::: SUPPLIED INFORMATION :::

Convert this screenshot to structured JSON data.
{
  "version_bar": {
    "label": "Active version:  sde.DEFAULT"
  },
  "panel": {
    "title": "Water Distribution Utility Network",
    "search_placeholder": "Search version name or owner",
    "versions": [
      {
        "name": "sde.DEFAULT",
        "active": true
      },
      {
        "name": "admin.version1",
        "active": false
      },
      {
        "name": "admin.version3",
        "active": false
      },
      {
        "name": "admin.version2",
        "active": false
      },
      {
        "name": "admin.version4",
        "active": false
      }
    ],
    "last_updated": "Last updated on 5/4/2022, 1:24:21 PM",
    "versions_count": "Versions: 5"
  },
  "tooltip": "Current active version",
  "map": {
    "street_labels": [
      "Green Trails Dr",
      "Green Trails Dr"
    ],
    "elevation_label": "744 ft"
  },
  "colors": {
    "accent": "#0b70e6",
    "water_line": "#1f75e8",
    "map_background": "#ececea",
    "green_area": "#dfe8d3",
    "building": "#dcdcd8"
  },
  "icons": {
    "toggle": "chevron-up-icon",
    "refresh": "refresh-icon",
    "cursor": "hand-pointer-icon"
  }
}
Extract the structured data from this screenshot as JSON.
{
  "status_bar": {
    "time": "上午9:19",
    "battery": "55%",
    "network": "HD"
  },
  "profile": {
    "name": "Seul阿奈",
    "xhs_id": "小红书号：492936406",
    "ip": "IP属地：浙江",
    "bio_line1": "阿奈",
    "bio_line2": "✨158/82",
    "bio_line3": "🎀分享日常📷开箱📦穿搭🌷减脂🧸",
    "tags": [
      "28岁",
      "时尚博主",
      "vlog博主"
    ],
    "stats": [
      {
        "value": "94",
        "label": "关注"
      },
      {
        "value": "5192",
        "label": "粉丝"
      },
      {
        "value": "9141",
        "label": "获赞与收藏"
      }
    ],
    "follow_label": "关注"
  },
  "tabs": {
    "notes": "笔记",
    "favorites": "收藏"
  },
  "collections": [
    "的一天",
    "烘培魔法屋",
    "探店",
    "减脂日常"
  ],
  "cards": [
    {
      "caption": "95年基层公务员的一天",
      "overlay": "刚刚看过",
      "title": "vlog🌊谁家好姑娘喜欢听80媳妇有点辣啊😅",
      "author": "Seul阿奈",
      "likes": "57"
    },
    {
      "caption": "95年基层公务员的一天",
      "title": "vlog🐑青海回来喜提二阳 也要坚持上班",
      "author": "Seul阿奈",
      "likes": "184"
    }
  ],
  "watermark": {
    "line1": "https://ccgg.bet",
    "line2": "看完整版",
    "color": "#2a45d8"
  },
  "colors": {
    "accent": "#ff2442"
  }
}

:::

*EXERCISE TASK:* Extract all of the data shown above and repeat it verbatim.

*RESPONSE:*
Convert this screenshot to structured JSON data.
{
  "version_bar": {
    "label": "Active version:  sde.DEFAULT"
  },
  "panel": {
    "title": "Water Distribution Utility Network",
    "search_placeholder": "Search version name or owner",
    "versions": [
      {
        "name": "sde.DEFAULT",
        "active": true
      },
      {
        "name": "admin.version1",
        "active": false
      },
      {
        "name": "admin.version3",
        "active": false
      },
      {
        "name": "admin.version2",
        "active": false
      },
      {
        "name": "admin.version4",
        "active": false
      }
    ],
    "last_updated": "Last updated on 5/4/2022, 1:24:21 PM",
    "versions_count": "Versions: 5"
  },
  "tooltip": "Current active version",
  "map": {
    "street_labels": [
      "Green Trails Dr",
      "Green Trails Dr"
    ],
    "elevation_label": "744 ft"
  },
  "colors": {
    "accent": "#0b70e6",
    "water_line": "#1f75e8",
    "map_background": "#ececea",
    "green_area": "#dfe8d3",
    "building": "#dcdcd8"
  },
  "icons": {
    "toggle": "chevron-up-icon",
    "refresh": "refresh-icon",
    "cursor": "hand-pointer-icon"
  }
}
Extract the structured data from this screenshot as JSON.
{
  "status_bar": {
    "time": "上午9:19",
    "battery": "55%",
    "network": "HD"
  },
  "profile": {
    "name": "Seul阿奈",
    "xhs_id": "小红书号：492936406",
    "ip": "IP属地：浙江",
    "bio_line1": "阿奈",
    "bio_line2": "✨158/82",
    "bio_line3": "🎀分享日常📷开箱📦穿搭🌷减脂🧸",
    "tags": [
      "28岁",
      "时尚博主",
      "vlog博主"
    ],
    "stats": [
      {
        "value": "94",
        "label": "关注"
      },
      {
        "value": "5192",
        "label": "粉丝"
      },
      {
        "value": "9141",
        "label": "获赞与收藏"
      }
    ],
    "follow_label": "关注"
  },
  "tabs": {
    "notes": "笔记",
    "favorites": "收藏"
  },
  "collections": [
    "的一天",
    "烘培魔法屋",
    "探店",
    "减脂日常"
  ],
  "cards": [
    {
      "caption": "95年基层公务员的一天",
      "overlay": "刚刚看过",
      "title": "vlog🌊谁家好姑娘喜欢听80媳妇有点辣啊😅",
      "author": "Seul阿奈",
      "likes": "57"
    },
    {
      "caption": "95年基层公务员的一天",
      "title": "vlog🐑青海回来喜提二阳 也要坚持上班",
      "author": "Seul阿奈",
      "likes": "184"
    }
  ],
  "watermark": {
    "line1": "https://ccgg.bet",
    "line2": "看完整版",
    "color": "#2a45d8"
  },
  "colors": {
    "accent": "#ff2442"
  }
}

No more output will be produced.